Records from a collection

━━━━━━━━━━━━━━━━━━━━

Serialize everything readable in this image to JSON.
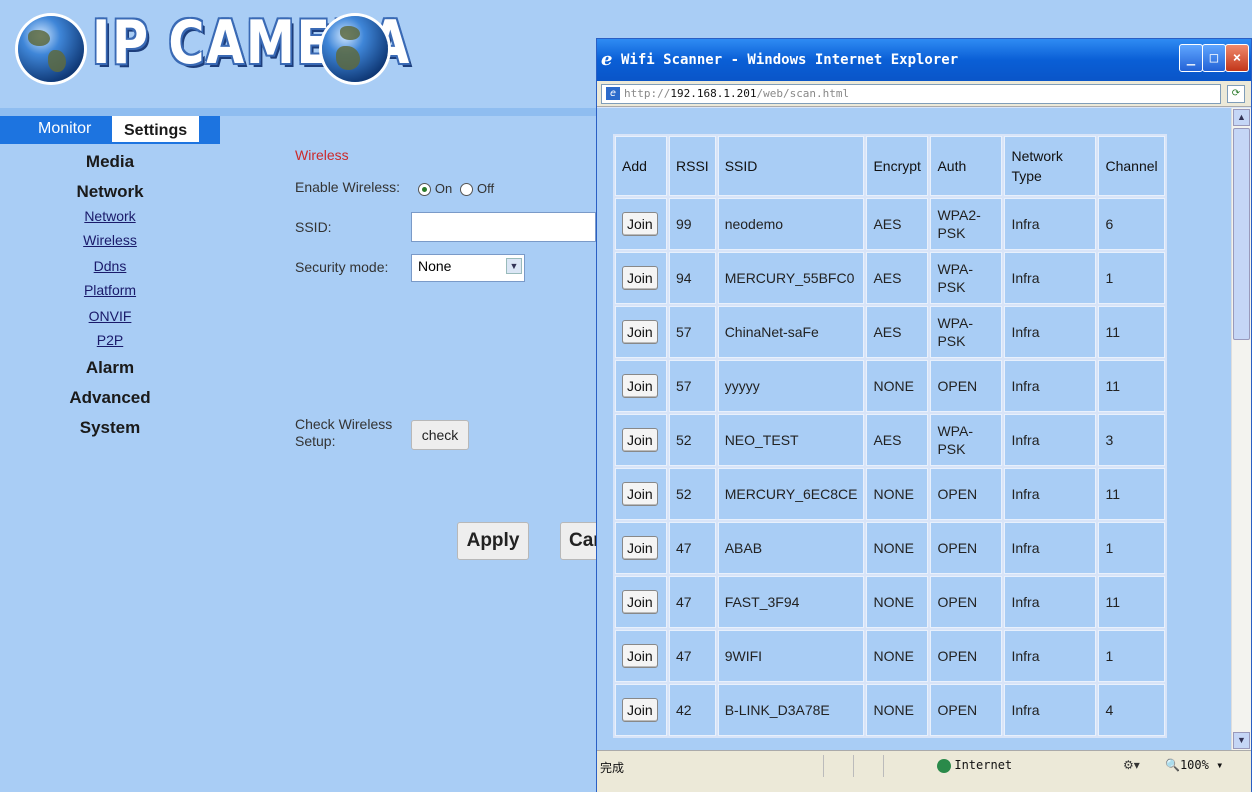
{
  "brand": {
    "logo_text": "IP CAMERA"
  },
  "tabs": {
    "monitor": "Monitor",
    "settings": "Settings"
  },
  "sidebar": {
    "media": "Media",
    "network": "Network",
    "links": [
      "Network",
      "Wireless",
      "Ddns",
      "Platform",
      "ONVIF",
      "P2P"
    ],
    "alarm": "Alarm",
    "advanced": "Advanced",
    "system": "System"
  },
  "form": {
    "section_title": "Wireless",
    "enable_label": "Enable Wireless:",
    "on_label": "On",
    "off_label": "Off",
    "ssid_label": "SSID:",
    "ssid_value": "",
    "security_label": "Security mode:",
    "security_value": "None",
    "check_label_1": "Check Wireless",
    "check_label_2": "Setup:",
    "check_button": "check",
    "apply_button": "Apply",
    "cancel_button": "Car"
  },
  "popup": {
    "title": "Wifi Scanner - Windows Internet Explorer",
    "url_prefix": "http://",
    "url_host": "192.168.1.201",
    "url_path": "/web/scan.html",
    "status_left": "完成",
    "status_zone": "Internet",
    "zoom": "100%",
    "table": {
      "headers": [
        "Add",
        "RSSI",
        "SSID",
        "Encrypt",
        "Auth",
        "Network Type",
        "Channel"
      ],
      "join_label": "Join",
      "rows": [
        {
          "rssi": "99",
          "ssid": "neodemo",
          "encrypt": "AES",
          "auth": "WPA2-PSK",
          "type": "Infra",
          "channel": "6"
        },
        {
          "rssi": "94",
          "ssid": "MERCURY_55BFC0",
          "encrypt": "AES",
          "auth": "WPA-PSK",
          "type": "Infra",
          "channel": "1"
        },
        {
          "rssi": "57",
          "ssid": "ChinaNet-saFe",
          "encrypt": "AES",
          "auth": "WPA-PSK",
          "type": "Infra",
          "channel": "11"
        },
        {
          "rssi": "57",
          "ssid": "yyyyy",
          "encrypt": "NONE",
          "auth": "OPEN",
          "type": "Infra",
          "channel": "11"
        },
        {
          "rssi": "52",
          "ssid": "NEO_TEST",
          "encrypt": "AES",
          "auth": "WPA-PSK",
          "type": "Infra",
          "channel": "3"
        },
        {
          "rssi": "52",
          "ssid": "MERCURY_6EC8CE",
          "encrypt": "NONE",
          "auth": "OPEN",
          "type": "Infra",
          "channel": "11"
        },
        {
          "rssi": "47",
          "ssid": "ABAB",
          "encrypt": "NONE",
          "auth": "OPEN",
          "type": "Infra",
          "channel": "1"
        },
        {
          "rssi": "47",
          "ssid": "FAST_3F94",
          "encrypt": "NONE",
          "auth": "OPEN",
          "type": "Infra",
          "channel": "11"
        },
        {
          "rssi": "47",
          "ssid": "9WIFI",
          "encrypt": "NONE",
          "auth": "OPEN",
          "type": "Infra",
          "channel": "1"
        },
        {
          "rssi": "42",
          "ssid": "B-LINK_D3A78E",
          "encrypt": "NONE",
          "auth": "OPEN",
          "type": "Infra",
          "channel": "4"
        }
      ]
    }
  },
  "colors": {
    "page_bg": "#a9cdf5",
    "tab_bar": "#1d74e0",
    "title_bar": "#0a5fd6",
    "section_title": "#cc2a2a"
  }
}
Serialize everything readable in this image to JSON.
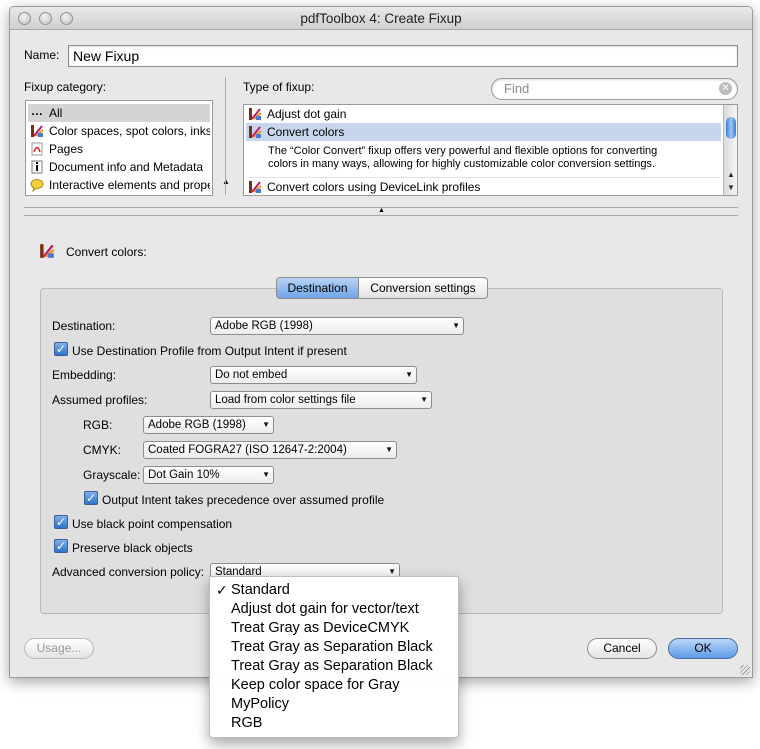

━━━━━━━━━━━━━━━━━━━━

> **DIRECTIVE**: Copy out the records above in full, exactly as written, but not the pictures.

> **COMPLETE RESPONSE**:
Serialize everything readable in this image to JSON.
{
  "brand": {
    "logo_text": "IP CAMERA"
  },
  "tabs": {
    "monitor": "Monitor",
    "settings": "Settings"
  },
  "sidebar": {
    "media": "Media",
    "network": "Network",
    "links": [
      "Network",
      "Wireless",
      "Ddns",
      "Platform",
      "ONVIF",
      "P2P"
    ],
    "alarm": "Alarm",
    "advanced": "Advanced",
    "system": "System"
  },
  "form": {
    "section_title": "Wireless",
    "enable_label": "Enable Wireless:",
    "on_label": "On",
    "off_label": "Off",
    "ssid_label": "SSID:",
    "ssid_value": "",
    "security_label": "Security mode:",
    "security_value": "None",
    "check_label_1": "Check Wireless",
    "check_label_2": "Setup:",
    "check_button": "check",
    "apply_button": "Apply",
    "cancel_button": "Car"
  },
  "popup": {
    "title": "Wifi Scanner - Windows Internet Explorer",
    "url_prefix": "http://",
    "url_host": "192.168.1.201",
    "url_path": "/web/scan.html",
    "status_left": "完成",
    "status_zone": "Internet",
    "zoom": "100%",
    "table": {
      "headers": [
        "Add",
        "RSSI",
        "SSID",
        "Encrypt",
        "Auth",
        "Network Type",
        "Channel"
      ],
      "join_label": "Join",
      "rows": [
        {
          "rssi": "99",
          "ssid": "neodemo",
          "encrypt": "AES",
          "auth": "WPA2-PSK",
          "type": "Infra",
          "channel": "6"
        },
        {
          "rssi": "94",
          "ssid": "MERCURY_55BFC0",
          "encrypt": "AES",
          "auth": "WPA-PSK",
          "type": "Infra",
          "channel": "1"
        },
        {
          "rssi": "57",
          "ssid": "ChinaNet-saFe",
          "encrypt": "AES",
          "auth": "WPA-PSK",
          "type": "Infra",
          "channel": "11"
        },
        {
          "rssi": "57",
          "ssid": "yyyyy",
          "encrypt": "NONE",
          "auth": "OPEN",
          "type": "Infra",
          "channel": "11"
        },
        {
          "rssi": "52",
          "ssid": "NEO_TEST",
          "encrypt": "AES",
          "auth": "WPA-PSK",
          "type": "Infra",
          "channel": "3"
        },
        {
          "rssi": "52",
          "ssid": "MERCURY_6EC8CE",
          "encrypt": "NONE",
          "auth": "OPEN",
          "type": "Infra",
          "channel": "11"
        },
        {
          "rssi": "47",
          "ssid": "ABAB",
          "encrypt": "NONE",
          "auth": "OPEN",
          "type": "Infra",
          "channel": "1"
        },
        {
          "rssi": "47",
          "ssid": "FAST_3F94",
          "encrypt": "NONE",
          "auth": "OPEN",
          "type": "Infra",
          "channel": "11"
        },
        {
          "rssi": "47",
          "ssid": "9WIFI",
          "encrypt": "NONE",
          "auth": "OPEN",
          "type": "Infra",
          "channel": "1"
        },
        {
          "rssi": "42",
          "ssid": "B-LINK_D3A78E",
          "encrypt": "NONE",
          "auth": "OPEN",
          "type": "Infra",
          "channel": "4"
        }
      ]
    }
  },
  "colors": {
    "page_bg": "#a9cdf5",
    "tab_bar": "#1d74e0",
    "title_bar": "#0a5fd6",
    "section_title": "#cc2a2a"
  }
}
Serialize everything readable in this image to JSON.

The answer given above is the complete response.